>> BEGIN RECORDS FOR THE TASK

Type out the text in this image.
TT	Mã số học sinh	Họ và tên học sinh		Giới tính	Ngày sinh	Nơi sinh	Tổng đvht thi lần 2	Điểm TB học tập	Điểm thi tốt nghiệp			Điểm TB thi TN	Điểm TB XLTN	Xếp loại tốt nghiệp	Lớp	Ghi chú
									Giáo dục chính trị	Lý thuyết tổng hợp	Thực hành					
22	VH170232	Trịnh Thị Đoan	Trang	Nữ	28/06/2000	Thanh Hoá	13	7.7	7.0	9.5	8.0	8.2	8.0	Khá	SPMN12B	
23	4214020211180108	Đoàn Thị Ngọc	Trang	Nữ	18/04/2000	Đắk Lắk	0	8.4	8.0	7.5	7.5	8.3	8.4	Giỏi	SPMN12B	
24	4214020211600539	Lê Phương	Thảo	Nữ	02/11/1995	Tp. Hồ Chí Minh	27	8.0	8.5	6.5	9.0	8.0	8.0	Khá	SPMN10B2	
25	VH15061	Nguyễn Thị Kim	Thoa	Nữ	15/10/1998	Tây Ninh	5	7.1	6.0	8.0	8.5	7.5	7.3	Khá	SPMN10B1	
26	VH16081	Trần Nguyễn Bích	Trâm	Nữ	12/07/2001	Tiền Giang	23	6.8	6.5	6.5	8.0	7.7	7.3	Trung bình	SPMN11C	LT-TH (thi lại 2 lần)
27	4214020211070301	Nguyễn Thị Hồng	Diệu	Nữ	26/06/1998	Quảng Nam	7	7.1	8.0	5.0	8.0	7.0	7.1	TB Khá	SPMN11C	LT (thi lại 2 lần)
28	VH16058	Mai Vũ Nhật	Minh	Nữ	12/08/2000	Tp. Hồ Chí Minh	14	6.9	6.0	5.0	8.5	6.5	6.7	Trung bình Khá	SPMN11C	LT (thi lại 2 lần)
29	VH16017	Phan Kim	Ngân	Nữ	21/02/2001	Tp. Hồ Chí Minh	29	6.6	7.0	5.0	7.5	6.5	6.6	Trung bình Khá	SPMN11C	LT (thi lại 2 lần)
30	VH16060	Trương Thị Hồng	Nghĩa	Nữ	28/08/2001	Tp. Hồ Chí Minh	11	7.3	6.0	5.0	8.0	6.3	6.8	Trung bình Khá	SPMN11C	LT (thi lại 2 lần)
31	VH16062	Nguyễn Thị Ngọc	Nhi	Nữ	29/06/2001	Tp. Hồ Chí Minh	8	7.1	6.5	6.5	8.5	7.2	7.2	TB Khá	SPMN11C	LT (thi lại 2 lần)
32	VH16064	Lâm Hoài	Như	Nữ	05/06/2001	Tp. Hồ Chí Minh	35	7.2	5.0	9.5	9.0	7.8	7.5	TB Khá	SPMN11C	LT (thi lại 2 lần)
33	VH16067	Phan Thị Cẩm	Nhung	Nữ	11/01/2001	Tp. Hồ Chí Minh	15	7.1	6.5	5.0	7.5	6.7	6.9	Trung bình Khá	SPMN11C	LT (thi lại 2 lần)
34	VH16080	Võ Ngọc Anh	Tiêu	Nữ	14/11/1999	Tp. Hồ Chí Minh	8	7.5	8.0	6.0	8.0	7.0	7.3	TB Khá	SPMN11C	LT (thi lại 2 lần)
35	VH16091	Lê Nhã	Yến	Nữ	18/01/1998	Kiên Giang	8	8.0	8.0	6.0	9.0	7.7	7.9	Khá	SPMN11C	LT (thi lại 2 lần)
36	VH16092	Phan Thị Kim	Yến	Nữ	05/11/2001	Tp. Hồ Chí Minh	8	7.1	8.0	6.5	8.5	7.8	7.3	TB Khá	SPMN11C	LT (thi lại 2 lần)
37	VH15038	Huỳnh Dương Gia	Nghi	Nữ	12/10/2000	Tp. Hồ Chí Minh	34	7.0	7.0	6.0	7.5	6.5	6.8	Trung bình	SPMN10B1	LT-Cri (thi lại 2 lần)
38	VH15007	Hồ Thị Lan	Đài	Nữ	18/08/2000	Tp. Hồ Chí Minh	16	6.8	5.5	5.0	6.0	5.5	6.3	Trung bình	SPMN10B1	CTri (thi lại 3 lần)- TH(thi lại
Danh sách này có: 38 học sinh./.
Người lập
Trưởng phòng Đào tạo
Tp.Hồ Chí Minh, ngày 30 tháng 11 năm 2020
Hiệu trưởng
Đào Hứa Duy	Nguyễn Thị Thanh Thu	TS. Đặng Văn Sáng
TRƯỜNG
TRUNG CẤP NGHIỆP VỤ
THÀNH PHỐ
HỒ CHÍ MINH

>> END RECORDS FOR THE TASK
>> BEGIN RECORDS FOR THE TASK

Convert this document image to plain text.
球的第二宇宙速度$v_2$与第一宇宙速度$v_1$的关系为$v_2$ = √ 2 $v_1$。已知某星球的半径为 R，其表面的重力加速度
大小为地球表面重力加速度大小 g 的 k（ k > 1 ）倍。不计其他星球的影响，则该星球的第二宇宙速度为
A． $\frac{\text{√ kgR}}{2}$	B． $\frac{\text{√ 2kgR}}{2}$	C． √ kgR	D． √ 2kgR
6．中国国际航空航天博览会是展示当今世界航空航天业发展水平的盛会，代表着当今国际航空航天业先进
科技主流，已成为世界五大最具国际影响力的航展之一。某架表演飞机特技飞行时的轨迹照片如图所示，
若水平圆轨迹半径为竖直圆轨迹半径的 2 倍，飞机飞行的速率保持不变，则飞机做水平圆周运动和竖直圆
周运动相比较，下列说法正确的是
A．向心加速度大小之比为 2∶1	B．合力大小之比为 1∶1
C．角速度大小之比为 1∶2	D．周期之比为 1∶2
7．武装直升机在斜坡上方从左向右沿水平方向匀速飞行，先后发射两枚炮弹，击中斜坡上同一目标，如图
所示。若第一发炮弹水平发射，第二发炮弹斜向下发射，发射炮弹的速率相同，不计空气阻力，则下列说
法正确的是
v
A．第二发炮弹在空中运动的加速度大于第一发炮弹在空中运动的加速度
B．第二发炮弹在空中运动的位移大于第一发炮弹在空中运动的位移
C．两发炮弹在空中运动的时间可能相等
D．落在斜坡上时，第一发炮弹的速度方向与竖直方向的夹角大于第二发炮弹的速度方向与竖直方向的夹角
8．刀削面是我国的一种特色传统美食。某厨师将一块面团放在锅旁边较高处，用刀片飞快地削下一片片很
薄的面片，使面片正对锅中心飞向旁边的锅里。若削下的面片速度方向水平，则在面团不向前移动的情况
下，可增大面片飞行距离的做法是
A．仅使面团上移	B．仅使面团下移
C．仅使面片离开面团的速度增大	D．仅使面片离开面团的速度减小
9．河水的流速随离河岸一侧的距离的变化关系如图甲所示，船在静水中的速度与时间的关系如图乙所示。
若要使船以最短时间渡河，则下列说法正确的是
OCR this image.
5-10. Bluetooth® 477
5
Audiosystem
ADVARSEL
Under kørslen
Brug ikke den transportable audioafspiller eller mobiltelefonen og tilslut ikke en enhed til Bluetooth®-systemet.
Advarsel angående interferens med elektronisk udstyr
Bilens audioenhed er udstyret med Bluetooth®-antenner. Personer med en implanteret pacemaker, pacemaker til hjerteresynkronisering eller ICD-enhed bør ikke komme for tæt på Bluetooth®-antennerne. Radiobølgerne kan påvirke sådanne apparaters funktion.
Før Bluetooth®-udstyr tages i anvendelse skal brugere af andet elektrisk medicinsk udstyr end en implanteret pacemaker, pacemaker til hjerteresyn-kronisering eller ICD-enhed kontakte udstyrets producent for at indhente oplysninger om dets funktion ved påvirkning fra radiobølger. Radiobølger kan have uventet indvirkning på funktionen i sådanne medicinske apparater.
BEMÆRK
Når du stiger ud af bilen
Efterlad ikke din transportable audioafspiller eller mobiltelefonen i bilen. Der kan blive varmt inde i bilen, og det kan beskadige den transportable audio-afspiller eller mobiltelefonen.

>> END RECORDS FOR THE TASK

◆ TO BE DONE
Determine how many lines of the records above contain the word "mobiltelefonen", and report only that number.

◆ ANSWER TO THIS EXERCISE
2